[begin RECORDS FOR THIS EXERCISE]

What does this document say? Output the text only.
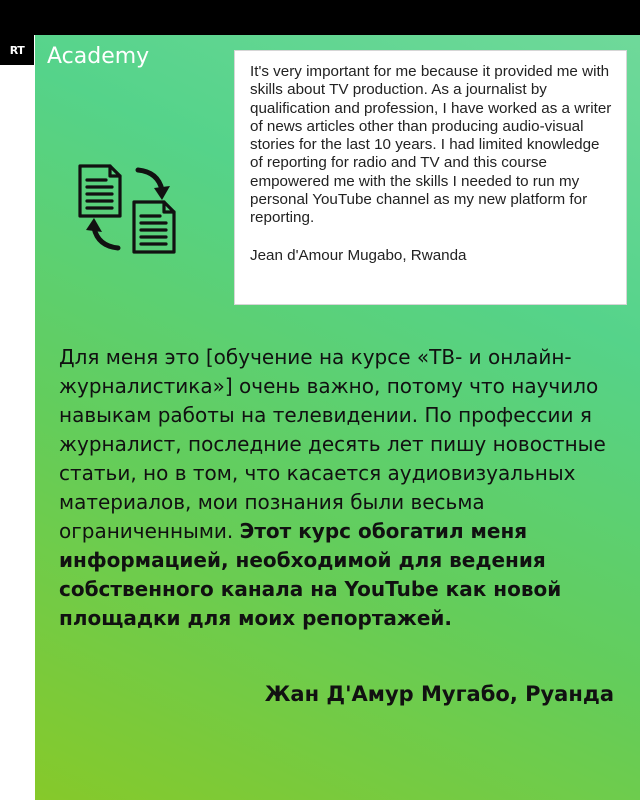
RT	Academy
It's very important for me because it provided me with skills about TV production. As a journalist by qualification and profession, I have worked as a writer of news articles other than producing audio-visual stories for the last 10 years. I had limited knowledge of reporting for radio and TV and this course empowered me with the skills I needed to run my personal YouTube channel as my new platform for reporting.
Jean d'Amour Mugabo, Rwanda
Для меня это [обучение на курсе «ТВ- и онлайн-журналистика»] очень важно, потому что научило навыкам работы на телевидении. По профессии я журналист, последние десять лет пишу новостные статьи, но в том, что касается аудиовизуальных материалов, мои познания были весьма ограниченными. Этот курс обогатил меня информацией, необходимой для ведения собственного канала на YouTube как новой площадки для моих репортажей.
Жан Д'Амур Мугабо, Руанда
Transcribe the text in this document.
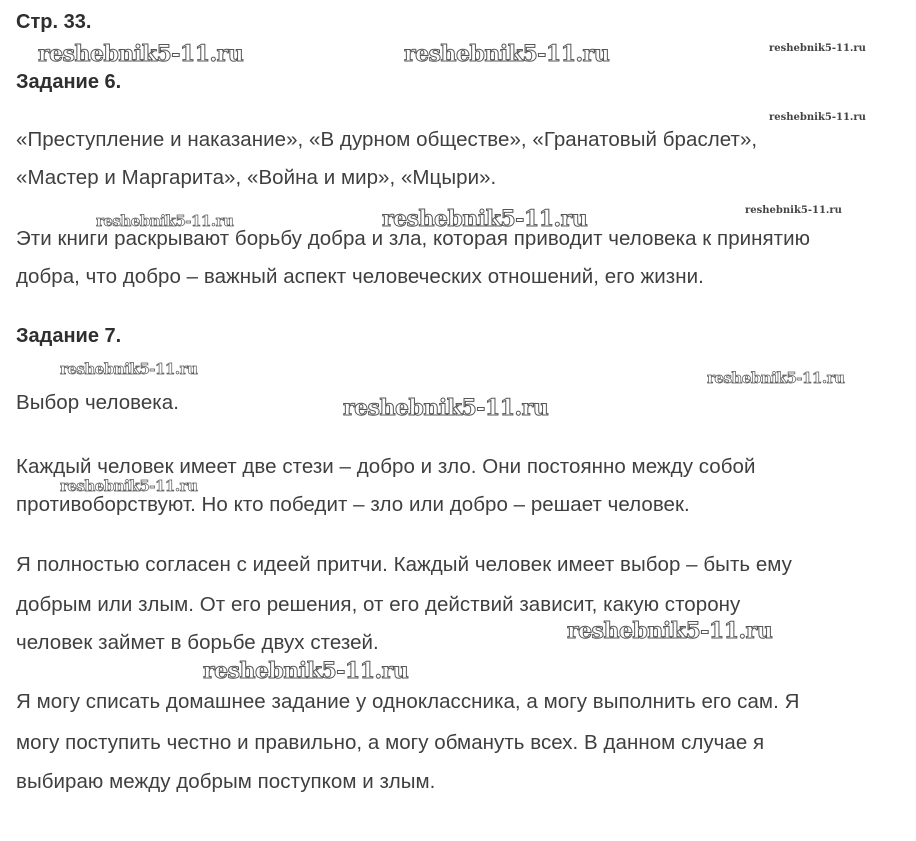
Стр. 33.
Задание 6.
«Преступление и наказание», «В дурном обществе», «Гранатовый браслет»,
«Мастер и Маргарита», «Война и мир», «Мцыри».
Эти книги раскрывают борьбу добра и зла, которая приводит человека к принятию
добра, что добро – важный аспект человеческих отношений, его жизни.
Задание 7.
Выбор человека.
Каждый человек имеет две стези – добро и зло. Они постоянно между собой
противоборствуют. Но кто победит – зло или добро – решает человек.
Я полностью согласен с идеей притчи. Каждый человек имеет выбор – быть ему
добрым или злым. От его решения, от его действий зависит, какую сторону
человек займет в борьбе двух стезей.
Я могу списать домашнее задание у одноклассника, а могу выполнить его сам. Я
могу поступить честно и правильно, а могу обмануть всех. В данном случае я
выбираю между добрым поступком и злым.
reshebnik5-11.ru	reshebnik5-11.ru	reshebnik5-11.ru
reshebnik5-11.ru
reshebnik5-11.ru	reshebnik5-11.ru	reshebnik5-11.ru
reshebnik5-11.ru	reshebnik5-11.ru
reshebnik5-11.ru
reshebnik5-11.ru
reshebnik5-11.ru
reshebnik5-11.ru
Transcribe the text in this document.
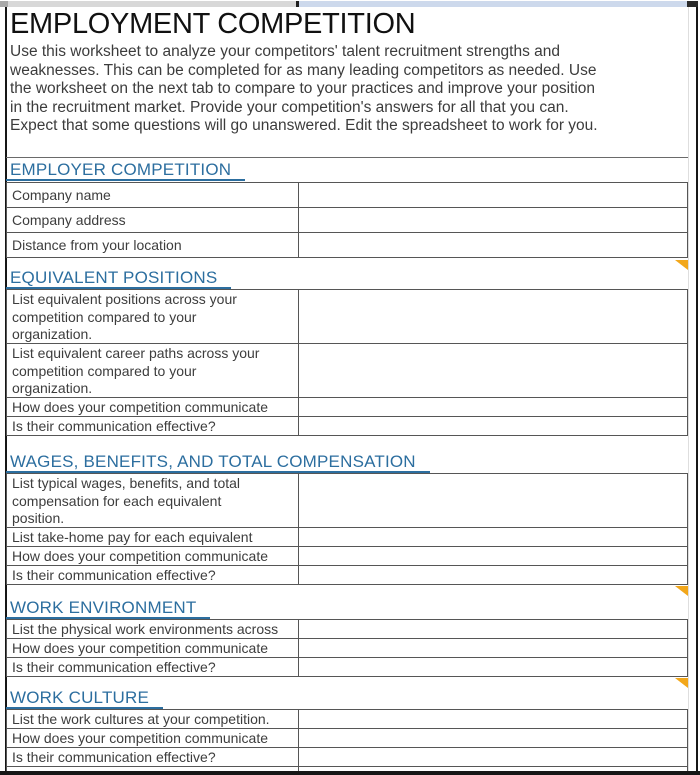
EMPLOYMENT COMPETITION
Use this worksheet to analyze your competitors' talent recruitment strengths and
weaknesses. This can be completed for as many leading competitors as needed. Use
the worksheet on the next tab to compare to your practices and improve your position
in the recruitment market. Provide your competition's answers for all that you can.
Expect that some questions will go unanswered. Edit the spreadsheet to work for you.
EMPLOYER COMPETITION
Company name
Company address
Distance from your location
EQUIVALENT POSITIONS
List equivalent positions across your
competition compared to your
organization.
List equivalent career paths across your
competition compared to your
organization.
How does your competition communicate
Is their communication effective?
WAGES, BENEFITS, AND TOTAL COMPENSATION
List typical wages, benefits, and total
compensation for each equivalent
position.
List take-home pay for each equivalent
How does your competition communicate
Is their communication effective?
WORK ENVIRONMENT
List the physical work environments across
How does your competition communicate
Is their communication effective?
WORK CULTURE
List the work cultures at your competition.
How does your competition communicate
Is their communication effective?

[end RECORDS FOR THIS EXERCISE]

● **TO DO**: Quote the records above in full, dropping each picture.

● **RESPONSE FOR THIS EXERCISE**:
What does this document say? Output the text only.
RT	Academy
It's very important for me because it provided me with skills about TV production. As a journalist by qualification and profession, I have worked as a writer of news articles other than producing audio-visual stories for the last 10 years. I had limited knowledge of reporting for radio and TV and this course empowered me with the skills I needed to run my personal YouTube channel as my new platform for reporting.
Jean d'Amour Mugabo, Rwanda
Для меня это [обучение на курсе «ТВ- и онлайн-журналистика»] очень важно, потому что научило навыкам работы на телевидении. По профессии я журналист, последние десять лет пишу новостные статьи, но в том, что касается аудиовизуальных материалов, мои познания были весьма ограниченными. Этот курс обогатил меня информацией, необходимой для ведения собственного канала на YouTube как новой площадки для моих репортажей.
Жан Д'Амур Мугабо, Руанда
Transcribe the text in this document.
Стр. 33.
Задание 6.
«Преступление и наказание», «В дурном обществе», «Гранатовый браслет»,
«Мастер и Маргарита», «Война и мир», «Мцыри».
Эти книги раскрывают борьбу добра и зла, которая приводит человека к принятию
добра, что добро – важный аспект человеческих отношений, его жизни.
Задание 7.
Выбор человека.
Каждый человек имеет две стези – добро и зло. Они постоянно между собой
противоборствуют. Но кто победит – зло или добро – решает человек.
Я полностью согласен с идеей притчи. Каждый человек имеет выбор – быть ему
добрым или злым. От его решения, от его действий зависит, какую сторону
человек займет в борьбе двух стезей.
Я могу списать домашнее задание у одноклассника, а могу выполнить его сам. Я
могу поступить честно и правильно, а могу обмануть всех. В данном случае я
выбираю между добрым поступком и злым.
reshebnik5-11.ru	reshebnik5-11.ru	reshebnik5-11.ru
reshebnik5-11.ru
reshebnik5-11.ru	reshebnik5-11.ru	reshebnik5-11.ru
reshebnik5-11.ru	reshebnik5-11.ru
reshebnik5-11.ru
reshebnik5-11.ru
reshebnik5-11.ru
reshebnik5-11.ru
Transcribe the text in this document.
EMPLOYMENT COMPETITION
Use this worksheet to analyze your competitors' talent recruitment strengths and
weaknesses. This can be completed for as many leading competitors as needed. Use
the worksheet on the next tab to compare to your practices and improve your position
in the recruitment market. Provide your competition's answers for all that you can.
Expect that some questions will go unanswered. Edit the spreadsheet to work for you.
EMPLOYER COMPETITION
Company name
Company address
Distance from your location
EQUIVALENT POSITIONS
List equivalent positions across your
competition compared to your
organization.
List equivalent career paths across your
competition compared to your
organization.
How does your competition communicate
Is their communication effective?
WAGES, BENEFITS, AND TOTAL COMPENSATION
List typical wages, benefits, and total
compensation for each equivalent
position.
List take-home pay for each equivalent
How does your competition communicate
Is their communication effective?
WORK ENVIRONMENT
List the physical work environments across
How does your competition communicate
Is their communication effective?
WORK CULTURE
List the work cultures at your competition.
How does your competition communicate
Is their communication effective?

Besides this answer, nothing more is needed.